What is the number of lines that include the word "color"? Provide only that figure.

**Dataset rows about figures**

____________

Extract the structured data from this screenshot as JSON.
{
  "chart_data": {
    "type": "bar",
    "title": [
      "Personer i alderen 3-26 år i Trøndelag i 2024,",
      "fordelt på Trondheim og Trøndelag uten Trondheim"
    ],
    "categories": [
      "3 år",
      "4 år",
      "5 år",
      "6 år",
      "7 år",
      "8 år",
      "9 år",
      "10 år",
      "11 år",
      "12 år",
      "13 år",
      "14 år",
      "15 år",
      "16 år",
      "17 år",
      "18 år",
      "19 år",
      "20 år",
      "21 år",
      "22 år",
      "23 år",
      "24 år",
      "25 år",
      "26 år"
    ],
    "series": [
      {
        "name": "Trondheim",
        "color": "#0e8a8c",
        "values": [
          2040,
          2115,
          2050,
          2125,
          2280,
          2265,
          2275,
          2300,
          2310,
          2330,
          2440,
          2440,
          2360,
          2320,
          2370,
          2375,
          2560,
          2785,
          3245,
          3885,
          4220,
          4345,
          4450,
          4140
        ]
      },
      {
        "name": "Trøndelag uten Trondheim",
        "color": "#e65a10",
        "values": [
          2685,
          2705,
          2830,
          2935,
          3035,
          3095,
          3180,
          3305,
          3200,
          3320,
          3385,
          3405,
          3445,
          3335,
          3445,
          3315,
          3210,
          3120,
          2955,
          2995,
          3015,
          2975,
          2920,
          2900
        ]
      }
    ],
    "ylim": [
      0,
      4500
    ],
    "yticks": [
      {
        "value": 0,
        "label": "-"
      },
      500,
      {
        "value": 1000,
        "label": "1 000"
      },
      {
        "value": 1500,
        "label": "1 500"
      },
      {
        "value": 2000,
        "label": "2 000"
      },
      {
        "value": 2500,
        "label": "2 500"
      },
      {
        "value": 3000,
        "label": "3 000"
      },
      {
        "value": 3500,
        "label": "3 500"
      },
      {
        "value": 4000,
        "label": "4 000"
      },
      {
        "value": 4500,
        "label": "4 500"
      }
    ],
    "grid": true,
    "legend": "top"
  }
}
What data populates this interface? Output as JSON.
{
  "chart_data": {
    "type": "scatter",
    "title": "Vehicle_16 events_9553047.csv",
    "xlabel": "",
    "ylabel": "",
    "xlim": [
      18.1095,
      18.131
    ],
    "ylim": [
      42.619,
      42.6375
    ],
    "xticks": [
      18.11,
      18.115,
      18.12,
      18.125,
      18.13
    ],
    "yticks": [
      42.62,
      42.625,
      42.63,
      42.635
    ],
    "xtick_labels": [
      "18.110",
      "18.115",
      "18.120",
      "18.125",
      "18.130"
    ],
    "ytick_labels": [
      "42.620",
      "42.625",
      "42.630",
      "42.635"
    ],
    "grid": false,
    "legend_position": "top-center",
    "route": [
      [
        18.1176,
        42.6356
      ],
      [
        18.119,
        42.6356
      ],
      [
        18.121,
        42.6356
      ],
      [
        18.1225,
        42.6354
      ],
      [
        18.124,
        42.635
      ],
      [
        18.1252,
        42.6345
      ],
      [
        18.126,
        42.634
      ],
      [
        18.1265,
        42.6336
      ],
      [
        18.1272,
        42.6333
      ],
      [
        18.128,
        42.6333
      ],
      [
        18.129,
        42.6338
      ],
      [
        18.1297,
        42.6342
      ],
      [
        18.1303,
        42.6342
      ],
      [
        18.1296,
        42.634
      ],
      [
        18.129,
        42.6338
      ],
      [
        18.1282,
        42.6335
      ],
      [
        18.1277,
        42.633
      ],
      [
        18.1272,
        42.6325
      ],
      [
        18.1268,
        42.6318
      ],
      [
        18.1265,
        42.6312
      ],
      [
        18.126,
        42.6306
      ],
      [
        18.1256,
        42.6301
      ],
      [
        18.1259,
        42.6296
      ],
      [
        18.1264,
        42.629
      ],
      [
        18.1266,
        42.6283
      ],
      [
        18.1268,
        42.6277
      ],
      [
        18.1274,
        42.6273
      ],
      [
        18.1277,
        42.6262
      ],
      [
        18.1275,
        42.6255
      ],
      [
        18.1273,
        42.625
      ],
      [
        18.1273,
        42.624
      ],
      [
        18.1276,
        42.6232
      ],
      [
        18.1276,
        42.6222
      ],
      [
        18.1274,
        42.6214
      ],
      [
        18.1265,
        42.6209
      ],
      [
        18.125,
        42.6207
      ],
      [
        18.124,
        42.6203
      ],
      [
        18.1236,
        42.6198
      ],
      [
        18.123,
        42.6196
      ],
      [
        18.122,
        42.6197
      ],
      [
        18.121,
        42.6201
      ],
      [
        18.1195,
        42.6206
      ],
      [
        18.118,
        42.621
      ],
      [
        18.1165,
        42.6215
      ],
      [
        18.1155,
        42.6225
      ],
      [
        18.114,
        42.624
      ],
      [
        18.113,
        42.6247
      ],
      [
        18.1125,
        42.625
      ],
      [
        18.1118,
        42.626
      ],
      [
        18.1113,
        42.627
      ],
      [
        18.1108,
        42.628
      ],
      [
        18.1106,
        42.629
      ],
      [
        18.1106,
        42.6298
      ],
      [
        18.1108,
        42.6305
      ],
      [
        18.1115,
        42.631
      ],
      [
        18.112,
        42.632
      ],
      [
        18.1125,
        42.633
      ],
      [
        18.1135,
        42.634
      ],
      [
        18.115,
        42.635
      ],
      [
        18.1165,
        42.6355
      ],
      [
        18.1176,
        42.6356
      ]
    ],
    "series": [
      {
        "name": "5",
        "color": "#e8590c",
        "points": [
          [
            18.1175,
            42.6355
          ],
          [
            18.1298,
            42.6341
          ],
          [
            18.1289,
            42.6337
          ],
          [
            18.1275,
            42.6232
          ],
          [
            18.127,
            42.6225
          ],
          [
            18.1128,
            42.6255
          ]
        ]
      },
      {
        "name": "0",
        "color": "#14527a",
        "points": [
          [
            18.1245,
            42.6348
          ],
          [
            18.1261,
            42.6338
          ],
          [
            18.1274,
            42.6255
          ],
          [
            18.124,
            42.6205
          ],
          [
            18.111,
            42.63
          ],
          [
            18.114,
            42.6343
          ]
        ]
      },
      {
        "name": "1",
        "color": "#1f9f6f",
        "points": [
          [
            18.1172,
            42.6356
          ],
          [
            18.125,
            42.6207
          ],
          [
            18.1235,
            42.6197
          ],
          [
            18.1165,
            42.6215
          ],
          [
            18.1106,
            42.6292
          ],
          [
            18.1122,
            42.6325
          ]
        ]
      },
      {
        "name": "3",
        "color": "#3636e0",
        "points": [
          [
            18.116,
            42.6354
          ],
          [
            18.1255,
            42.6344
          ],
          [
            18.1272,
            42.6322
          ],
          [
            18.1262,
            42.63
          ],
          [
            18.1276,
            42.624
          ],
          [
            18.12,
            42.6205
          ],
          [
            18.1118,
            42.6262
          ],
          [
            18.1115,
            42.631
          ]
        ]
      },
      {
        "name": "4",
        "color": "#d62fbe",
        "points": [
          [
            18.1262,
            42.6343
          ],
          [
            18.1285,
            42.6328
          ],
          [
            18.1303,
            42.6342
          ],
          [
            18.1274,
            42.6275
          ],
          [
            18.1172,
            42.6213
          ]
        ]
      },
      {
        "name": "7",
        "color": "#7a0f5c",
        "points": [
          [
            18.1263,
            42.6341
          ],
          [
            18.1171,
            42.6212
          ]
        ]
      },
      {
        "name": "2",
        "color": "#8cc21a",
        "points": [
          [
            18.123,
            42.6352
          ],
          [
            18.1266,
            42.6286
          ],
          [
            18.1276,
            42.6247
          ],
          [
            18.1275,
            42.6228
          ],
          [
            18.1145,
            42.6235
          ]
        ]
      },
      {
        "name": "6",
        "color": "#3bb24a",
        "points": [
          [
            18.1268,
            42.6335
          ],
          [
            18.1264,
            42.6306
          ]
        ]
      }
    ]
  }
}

____________

**Written response**
10